» Stated goal:
Take the entries that follow and return only the lines from the one with "Type out the text in this image." through the final line, leaving every picture behind.

--- START Data provided ---

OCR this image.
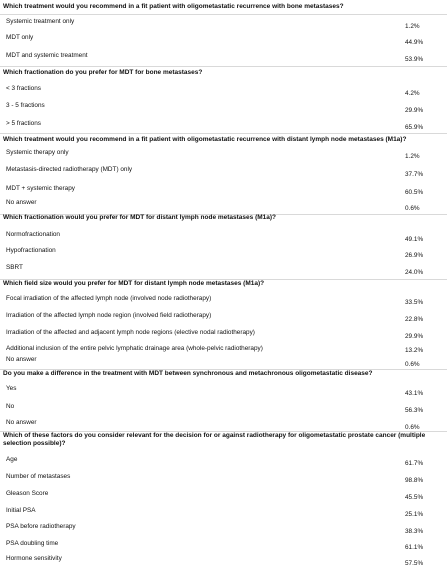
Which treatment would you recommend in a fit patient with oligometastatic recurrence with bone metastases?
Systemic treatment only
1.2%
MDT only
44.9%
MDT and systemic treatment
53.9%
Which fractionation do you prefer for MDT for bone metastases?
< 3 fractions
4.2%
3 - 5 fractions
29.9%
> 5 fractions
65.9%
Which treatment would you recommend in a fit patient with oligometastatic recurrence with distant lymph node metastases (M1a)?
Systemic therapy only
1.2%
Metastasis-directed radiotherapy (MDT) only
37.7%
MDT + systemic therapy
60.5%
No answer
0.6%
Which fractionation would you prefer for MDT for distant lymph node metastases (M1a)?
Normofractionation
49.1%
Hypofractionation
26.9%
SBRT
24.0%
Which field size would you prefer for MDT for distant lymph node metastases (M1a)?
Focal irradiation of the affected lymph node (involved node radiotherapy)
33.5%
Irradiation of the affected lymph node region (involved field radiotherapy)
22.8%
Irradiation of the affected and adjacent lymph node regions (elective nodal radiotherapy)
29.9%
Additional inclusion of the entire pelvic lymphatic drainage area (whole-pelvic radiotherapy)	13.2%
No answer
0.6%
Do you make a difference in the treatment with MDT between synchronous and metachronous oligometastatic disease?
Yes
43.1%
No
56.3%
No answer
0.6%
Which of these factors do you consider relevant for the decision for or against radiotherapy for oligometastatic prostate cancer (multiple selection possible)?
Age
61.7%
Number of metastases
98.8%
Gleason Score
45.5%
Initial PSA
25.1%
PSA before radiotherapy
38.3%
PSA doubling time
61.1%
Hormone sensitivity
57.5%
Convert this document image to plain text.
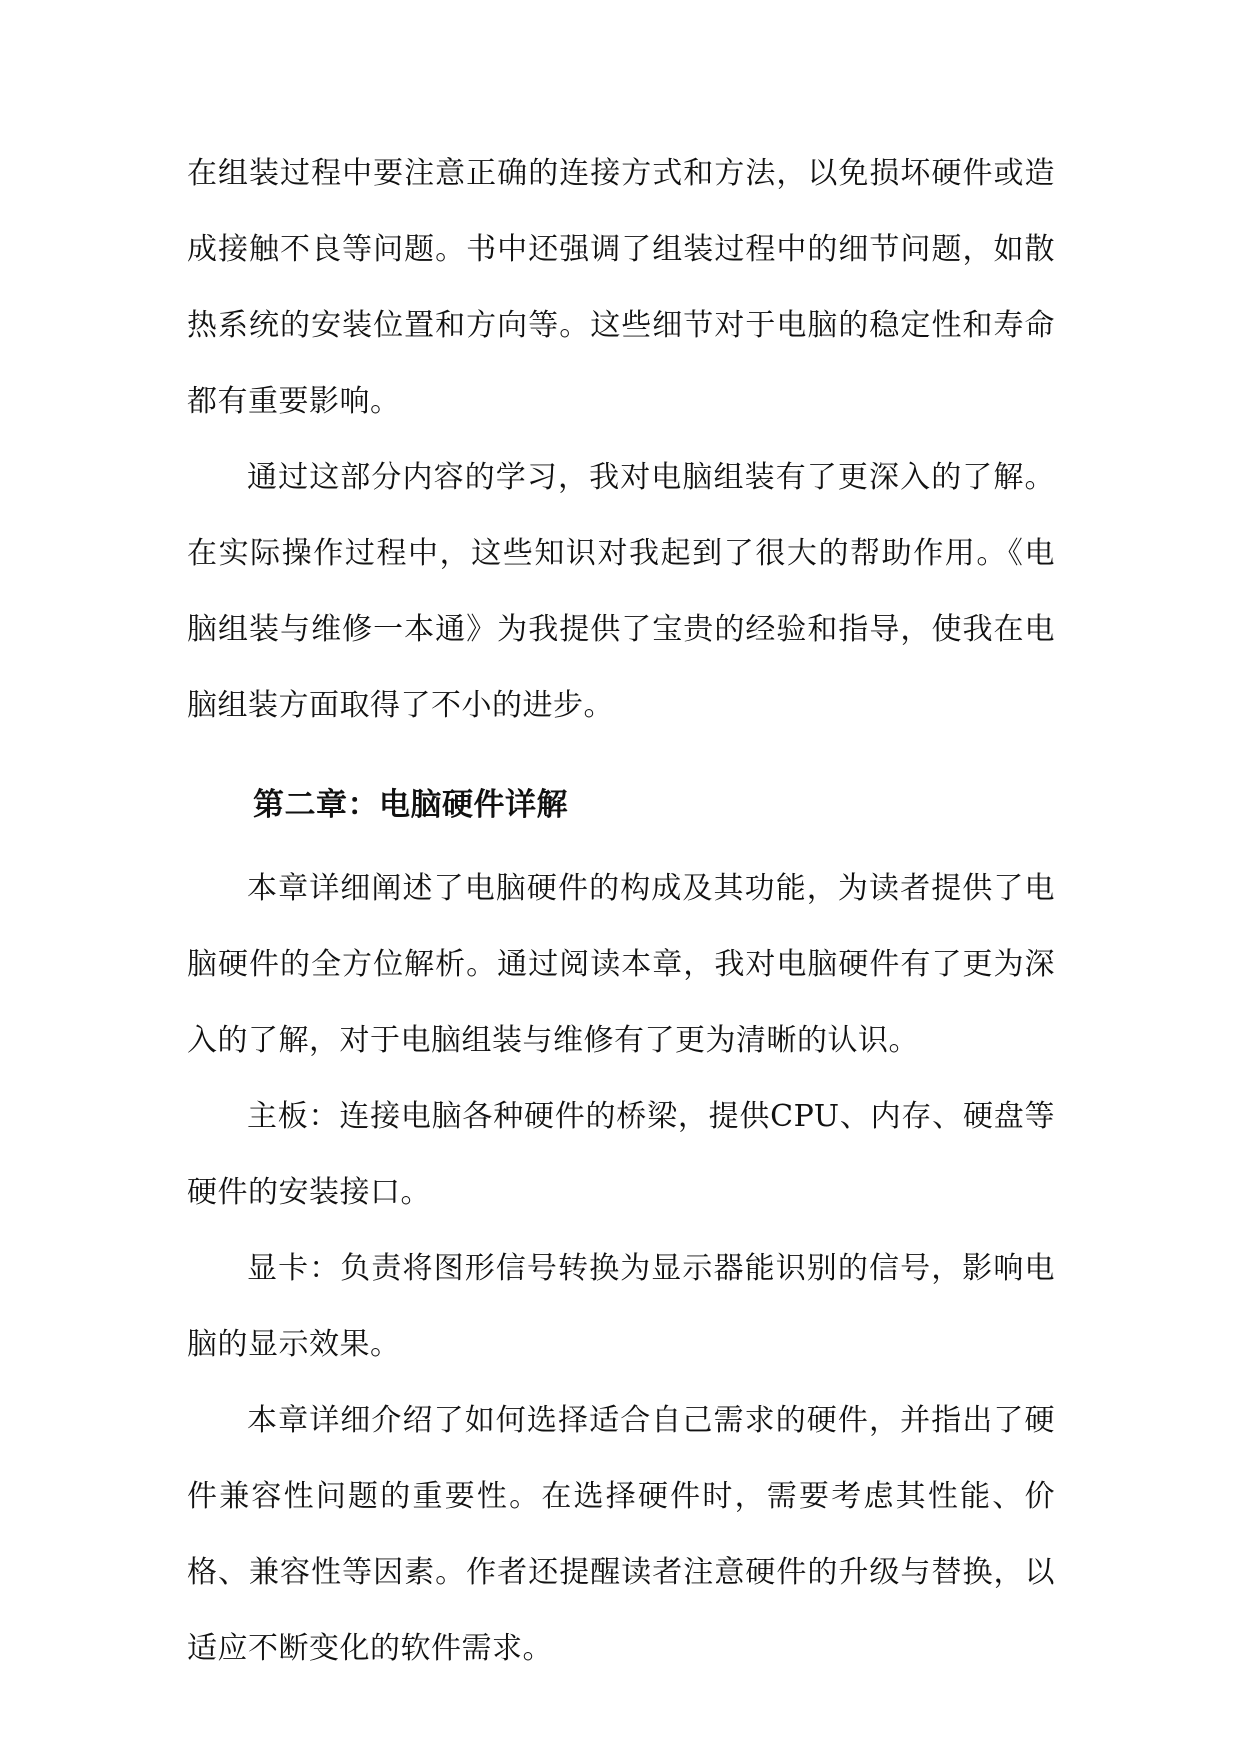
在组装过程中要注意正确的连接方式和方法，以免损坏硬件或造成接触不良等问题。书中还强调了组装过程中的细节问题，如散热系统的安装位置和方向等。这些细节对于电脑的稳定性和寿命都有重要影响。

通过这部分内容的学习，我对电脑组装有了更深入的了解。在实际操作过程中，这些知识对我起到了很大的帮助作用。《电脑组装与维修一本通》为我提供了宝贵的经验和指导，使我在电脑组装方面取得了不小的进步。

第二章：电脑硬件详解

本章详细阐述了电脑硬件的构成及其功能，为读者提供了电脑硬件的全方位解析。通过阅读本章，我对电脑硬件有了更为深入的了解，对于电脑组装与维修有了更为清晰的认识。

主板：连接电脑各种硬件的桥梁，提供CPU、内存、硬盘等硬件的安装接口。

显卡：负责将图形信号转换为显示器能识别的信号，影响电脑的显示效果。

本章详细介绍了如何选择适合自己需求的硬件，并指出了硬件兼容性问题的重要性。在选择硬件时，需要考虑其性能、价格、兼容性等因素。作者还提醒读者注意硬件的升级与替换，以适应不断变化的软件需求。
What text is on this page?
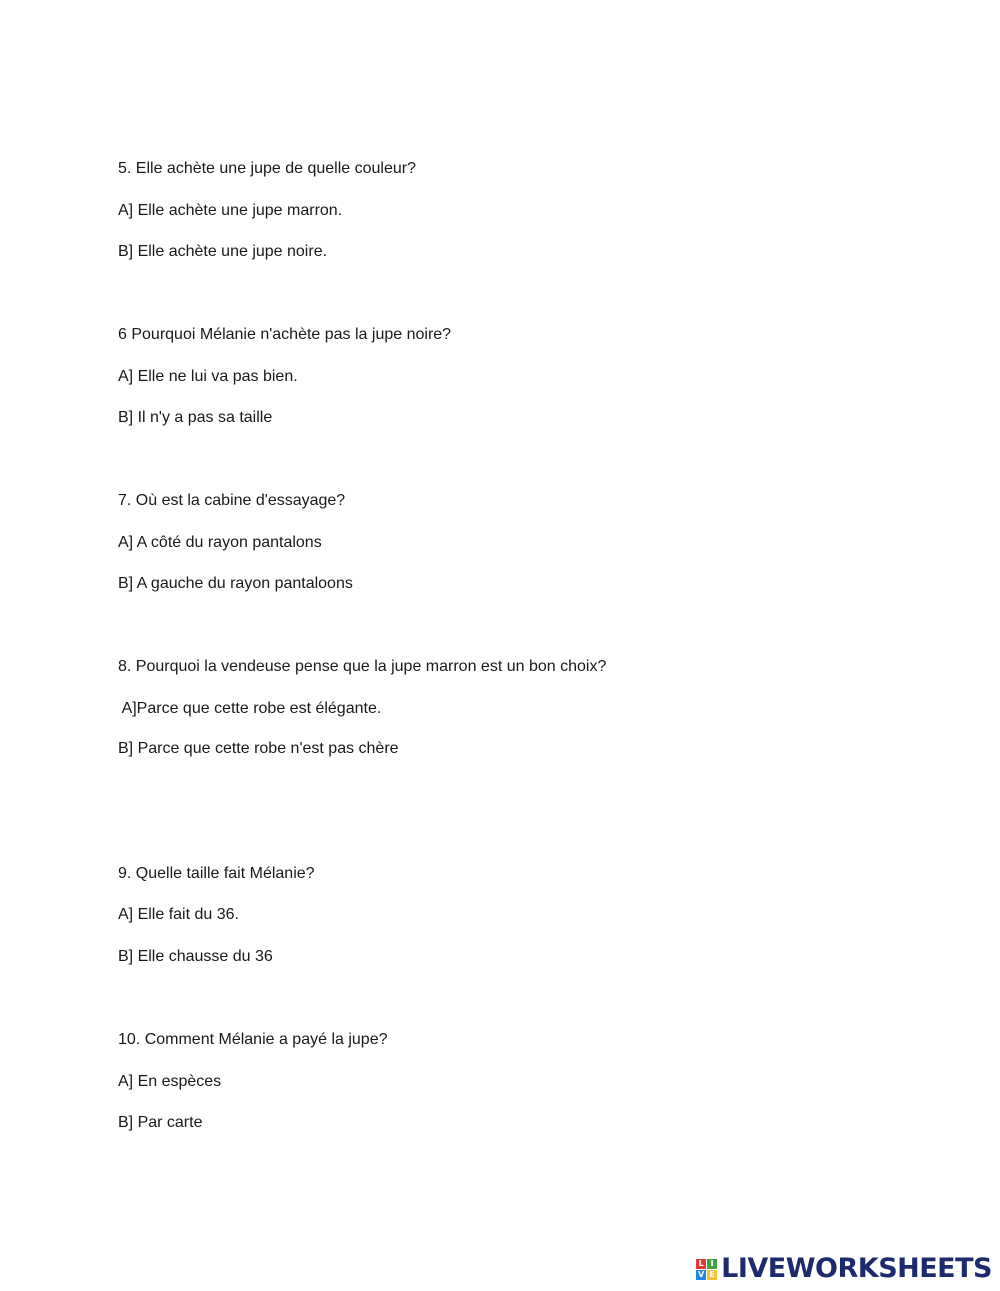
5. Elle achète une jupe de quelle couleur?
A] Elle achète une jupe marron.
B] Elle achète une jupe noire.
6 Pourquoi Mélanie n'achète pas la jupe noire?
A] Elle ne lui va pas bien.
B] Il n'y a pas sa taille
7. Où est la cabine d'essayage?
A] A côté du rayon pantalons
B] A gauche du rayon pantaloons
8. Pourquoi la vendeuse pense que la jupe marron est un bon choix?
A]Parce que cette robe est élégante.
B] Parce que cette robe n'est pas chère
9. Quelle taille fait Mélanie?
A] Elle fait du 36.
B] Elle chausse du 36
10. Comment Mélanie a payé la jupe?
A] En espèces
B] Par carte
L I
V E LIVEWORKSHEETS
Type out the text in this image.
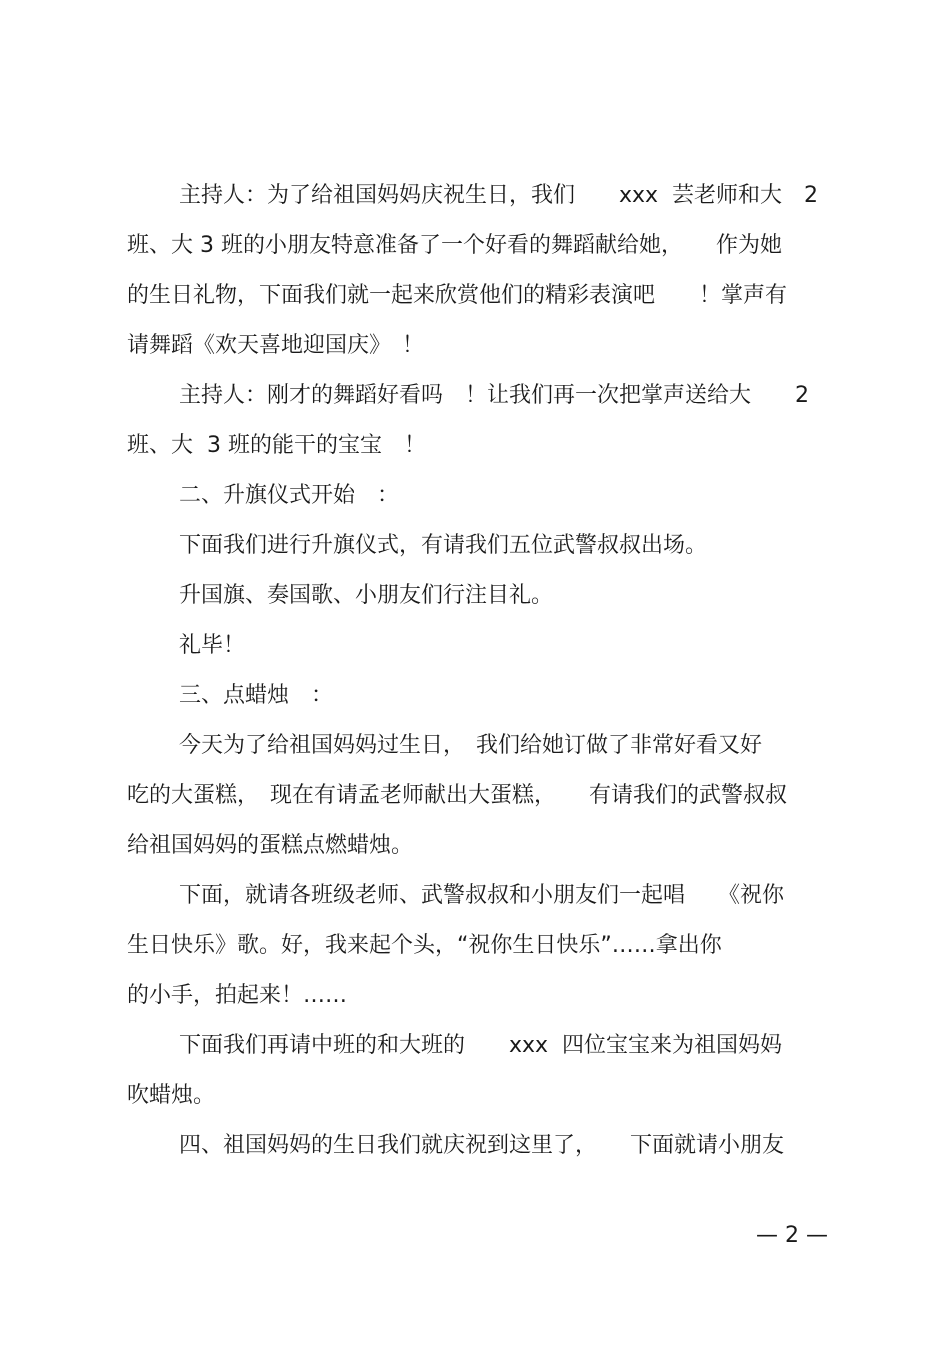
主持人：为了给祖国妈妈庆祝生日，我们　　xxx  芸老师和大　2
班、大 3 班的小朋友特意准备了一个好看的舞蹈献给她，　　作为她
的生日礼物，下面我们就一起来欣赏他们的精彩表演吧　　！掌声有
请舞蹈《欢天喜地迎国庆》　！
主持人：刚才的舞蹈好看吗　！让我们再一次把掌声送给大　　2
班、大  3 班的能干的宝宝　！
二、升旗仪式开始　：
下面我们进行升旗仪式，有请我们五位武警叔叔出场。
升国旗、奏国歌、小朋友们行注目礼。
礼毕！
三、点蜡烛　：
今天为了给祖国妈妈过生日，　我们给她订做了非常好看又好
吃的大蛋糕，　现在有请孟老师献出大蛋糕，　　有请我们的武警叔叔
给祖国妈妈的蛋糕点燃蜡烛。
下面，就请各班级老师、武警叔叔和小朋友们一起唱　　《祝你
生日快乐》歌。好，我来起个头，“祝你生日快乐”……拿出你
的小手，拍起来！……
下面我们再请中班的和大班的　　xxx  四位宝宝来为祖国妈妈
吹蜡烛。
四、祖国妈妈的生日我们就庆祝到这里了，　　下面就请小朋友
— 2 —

--- END Data provided ---

» Solved exercise:
Type out the text in this image.
主持人：为了给祖国妈妈庆祝生日，我们　　xxx  芸老师和大　2
班、大 3 班的小朋友特意准备了一个好看的舞蹈献给她，　　作为她
的生日礼物，下面我们就一起来欣赏他们的精彩表演吧　　！掌声有
请舞蹈《欢天喜地迎国庆》　！
主持人：刚才的舞蹈好看吗　！让我们再一次把掌声送给大　　2
班、大  3 班的能干的宝宝　！
二、升旗仪式开始　：
下面我们进行升旗仪式，有请我们五位武警叔叔出场。
升国旗、奏国歌、小朋友们行注目礼。
礼毕！
三、点蜡烛　：
今天为了给祖国妈妈过生日，　我们给她订做了非常好看又好
吃的大蛋糕，　现在有请孟老师献出大蛋糕，　　有请我们的武警叔叔
给祖国妈妈的蛋糕点燃蜡烛。
下面，就请各班级老师、武警叔叔和小朋友们一起唱　　《祝你
生日快乐》歌。好，我来起个头，“祝你生日快乐”……拿出你
的小手，拍起来！……
下面我们再请中班的和大班的　　xxx  四位宝宝来为祖国妈妈
吹蜡烛。
四、祖国妈妈的生日我们就庆祝到这里了，　　下面就请小朋友
— 2 —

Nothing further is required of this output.